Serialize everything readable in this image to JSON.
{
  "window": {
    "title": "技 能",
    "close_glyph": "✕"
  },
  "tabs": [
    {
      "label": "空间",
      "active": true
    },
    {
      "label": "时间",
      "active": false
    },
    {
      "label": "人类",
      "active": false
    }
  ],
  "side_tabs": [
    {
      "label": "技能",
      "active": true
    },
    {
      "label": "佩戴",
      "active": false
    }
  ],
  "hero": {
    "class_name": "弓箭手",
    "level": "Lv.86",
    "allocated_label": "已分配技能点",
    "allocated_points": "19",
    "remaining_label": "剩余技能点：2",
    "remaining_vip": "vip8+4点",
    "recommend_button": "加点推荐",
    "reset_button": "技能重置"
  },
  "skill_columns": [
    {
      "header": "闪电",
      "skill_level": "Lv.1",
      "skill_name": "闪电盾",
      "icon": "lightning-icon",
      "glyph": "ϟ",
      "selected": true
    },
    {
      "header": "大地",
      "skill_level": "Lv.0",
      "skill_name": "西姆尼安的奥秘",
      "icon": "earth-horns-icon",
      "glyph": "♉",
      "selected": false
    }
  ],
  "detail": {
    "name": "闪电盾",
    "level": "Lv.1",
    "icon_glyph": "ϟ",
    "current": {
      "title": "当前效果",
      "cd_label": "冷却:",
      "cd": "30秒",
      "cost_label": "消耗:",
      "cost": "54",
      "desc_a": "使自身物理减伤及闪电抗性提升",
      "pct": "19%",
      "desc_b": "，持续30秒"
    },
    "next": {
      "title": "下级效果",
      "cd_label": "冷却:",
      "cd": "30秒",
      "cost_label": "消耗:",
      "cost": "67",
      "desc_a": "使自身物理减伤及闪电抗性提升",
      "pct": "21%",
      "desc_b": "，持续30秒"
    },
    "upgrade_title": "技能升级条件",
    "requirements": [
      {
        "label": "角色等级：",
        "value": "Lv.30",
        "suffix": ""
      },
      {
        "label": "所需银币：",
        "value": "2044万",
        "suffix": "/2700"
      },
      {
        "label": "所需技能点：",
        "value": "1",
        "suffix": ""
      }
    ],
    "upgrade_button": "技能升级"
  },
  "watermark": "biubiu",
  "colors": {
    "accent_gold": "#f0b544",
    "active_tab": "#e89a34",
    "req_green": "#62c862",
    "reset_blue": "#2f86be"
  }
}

-----

- _Work instructions_
Repeat the data precisely, reproducing every entry.

- _Exercise answer_
Serialize everything readable in this image to JSON.
{
  "window": {
    "title": "技 能",
    "close_glyph": "✕"
  },
  "tabs": [
    {
      "label": "空间",
      "active": true
    },
    {
      "label": "时间",
      "active": false
    },
    {
      "label": "人类",
      "active": false
    }
  ],
  "side_tabs": [
    {
      "label": "技能",
      "active": true
    },
    {
      "label": "佩戴",
      "active": false
    }
  ],
  "hero": {
    "class_name": "弓箭手",
    "level": "Lv.86",
    "allocated_label": "已分配技能点",
    "allocated_points": "19",
    "remaining_label": "剩余技能点：2",
    "remaining_vip": "vip8+4点",
    "recommend_button": "加点推荐",
    "reset_button": "技能重置"
  },
  "skill_columns": [
    {
      "header": "闪电",
      "skill_level": "Lv.1",
      "skill_name": "闪电盾",
      "icon": "lightning-icon",
      "glyph": "ϟ",
      "selected": true
    },
    {
      "header": "大地",
      "skill_level": "Lv.0",
      "skill_name": "西姆尼安的奥秘",
      "icon": "earth-horns-icon",
      "glyph": "♉",
      "selected": false
    }
  ],
  "detail": {
    "name": "闪电盾",
    "level": "Lv.1",
    "icon_glyph": "ϟ",
    "current": {
      "title": "当前效果",
      "cd_label": "冷却:",
      "cd": "30秒",
      "cost_label": "消耗:",
      "cost": "54",
      "desc_a": "使自身物理减伤及闪电抗性提升",
      "pct": "19%",
      "desc_b": "，持续30秒"
    },
    "next": {
      "title": "下级效果",
      "cd_label": "冷却:",
      "cd": "30秒",
      "cost_label": "消耗:",
      "cost": "67",
      "desc_a": "使自身物理减伤及闪电抗性提升",
      "pct": "21%",
      "desc_b": "，持续30秒"
    },
    "upgrade_title": "技能升级条件",
    "requirements": [
      {
        "label": "角色等级：",
        "value": "Lv.30",
        "suffix": ""
      },
      {
        "label": "所需银币：",
        "value": "2044万",
        "suffix": "/2700"
      },
      {
        "label": "所需技能点：",
        "value": "1",
        "suffix": ""
      }
    ],
    "upgrade_button": "技能升级"
  },
  "watermark": "biubiu",
  "colors": {
    "accent_gold": "#f0b544",
    "active_tab": "#e89a34",
    "req_green": "#62c862",
    "reset_blue": "#2f86be"
  }
}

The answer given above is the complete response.